:: RECORD EXCERPTS ::
──────
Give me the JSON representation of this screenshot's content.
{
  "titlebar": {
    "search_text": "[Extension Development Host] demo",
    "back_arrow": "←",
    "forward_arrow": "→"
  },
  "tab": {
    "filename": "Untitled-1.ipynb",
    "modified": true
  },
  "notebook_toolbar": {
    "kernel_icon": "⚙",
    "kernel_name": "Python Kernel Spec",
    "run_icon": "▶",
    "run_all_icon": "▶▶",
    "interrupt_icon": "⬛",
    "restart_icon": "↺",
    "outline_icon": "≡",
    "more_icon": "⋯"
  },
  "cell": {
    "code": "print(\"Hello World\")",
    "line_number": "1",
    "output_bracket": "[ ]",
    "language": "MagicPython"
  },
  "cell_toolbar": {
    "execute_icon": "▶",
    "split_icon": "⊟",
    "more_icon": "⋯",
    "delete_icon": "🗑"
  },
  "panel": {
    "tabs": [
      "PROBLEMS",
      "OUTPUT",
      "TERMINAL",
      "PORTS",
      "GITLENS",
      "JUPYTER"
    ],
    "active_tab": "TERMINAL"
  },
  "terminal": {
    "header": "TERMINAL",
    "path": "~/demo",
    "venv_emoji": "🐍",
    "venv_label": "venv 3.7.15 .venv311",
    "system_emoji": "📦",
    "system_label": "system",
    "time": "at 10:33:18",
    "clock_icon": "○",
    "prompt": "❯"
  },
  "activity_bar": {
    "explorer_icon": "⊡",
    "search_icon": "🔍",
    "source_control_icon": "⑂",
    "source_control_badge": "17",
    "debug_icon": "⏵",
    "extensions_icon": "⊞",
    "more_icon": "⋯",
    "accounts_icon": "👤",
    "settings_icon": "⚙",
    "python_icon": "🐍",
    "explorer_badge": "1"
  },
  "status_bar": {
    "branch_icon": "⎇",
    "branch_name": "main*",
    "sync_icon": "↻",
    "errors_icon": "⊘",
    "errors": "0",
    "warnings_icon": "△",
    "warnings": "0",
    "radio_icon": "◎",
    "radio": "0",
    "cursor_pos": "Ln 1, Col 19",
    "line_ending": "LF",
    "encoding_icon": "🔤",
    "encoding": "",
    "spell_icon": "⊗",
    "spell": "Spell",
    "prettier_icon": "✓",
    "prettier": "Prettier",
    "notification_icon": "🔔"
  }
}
──────
:: WORK TO BE COMPLETED ::
Extract every entry in the listing word for word.

:: SOLVED PROBLEM ::
Give me the JSON representation of this screenshot's content.
{
  "titlebar": {
    "search_text": "[Extension Development Host] demo",
    "back_arrow": "←",
    "forward_arrow": "→"
  },
  "tab": {
    "filename": "Untitled-1.ipynb",
    "modified": true
  },
  "notebook_toolbar": {
    "kernel_icon": "⚙",
    "kernel_name": "Python Kernel Spec",
    "run_icon": "▶",
    "run_all_icon": "▶▶",
    "interrupt_icon": "⬛",
    "restart_icon": "↺",
    "outline_icon": "≡",
    "more_icon": "⋯"
  },
  "cell": {
    "code": "print(\"Hello World\")",
    "line_number": "1",
    "output_bracket": "[ ]",
    "language": "MagicPython"
  },
  "cell_toolbar": {
    "execute_icon": "▶",
    "split_icon": "⊟",
    "more_icon": "⋯",
    "delete_icon": "🗑"
  },
  "panel": {
    "tabs": [
      "PROBLEMS",
      "OUTPUT",
      "TERMINAL",
      "PORTS",
      "GITLENS",
      "JUPYTER"
    ],
    "active_tab": "TERMINAL"
  },
  "terminal": {
    "header": "TERMINAL",
    "path": "~/demo",
    "venv_emoji": "🐍",
    "venv_label": "venv 3.7.15 .venv311",
    "system_emoji": "📦",
    "system_label": "system",
    "time": "at 10:33:18",
    "clock_icon": "○",
    "prompt": "❯"
  },
  "activity_bar": {
    "explorer_icon": "⊡",
    "search_icon": "🔍",
    "source_control_icon": "⑂",
    "source_control_badge": "17",
    "debug_icon": "⏵",
    "extensions_icon": "⊞",
    "more_icon": "⋯",
    "accounts_icon": "👤",
    "settings_icon": "⚙",
    "python_icon": "🐍",
    "explorer_badge": "1"
  },
  "status_bar": {
    "branch_icon": "⎇",
    "branch_name": "main*",
    "sync_icon": "↻",
    "errors_icon": "⊘",
    "errors": "0",
    "warnings_icon": "△",
    "warnings": "0",
    "radio_icon": "◎",
    "radio": "0",
    "cursor_pos": "Ln 1, Col 19",
    "line_ending": "LF",
    "encoding_icon": "🔤",
    "encoding": "",
    "spell_icon": "⊗",
    "spell": "Spell",
    "prettier_icon": "✓",
    "prettier": "Prettier",
    "notification_icon": "🔔"
  }
}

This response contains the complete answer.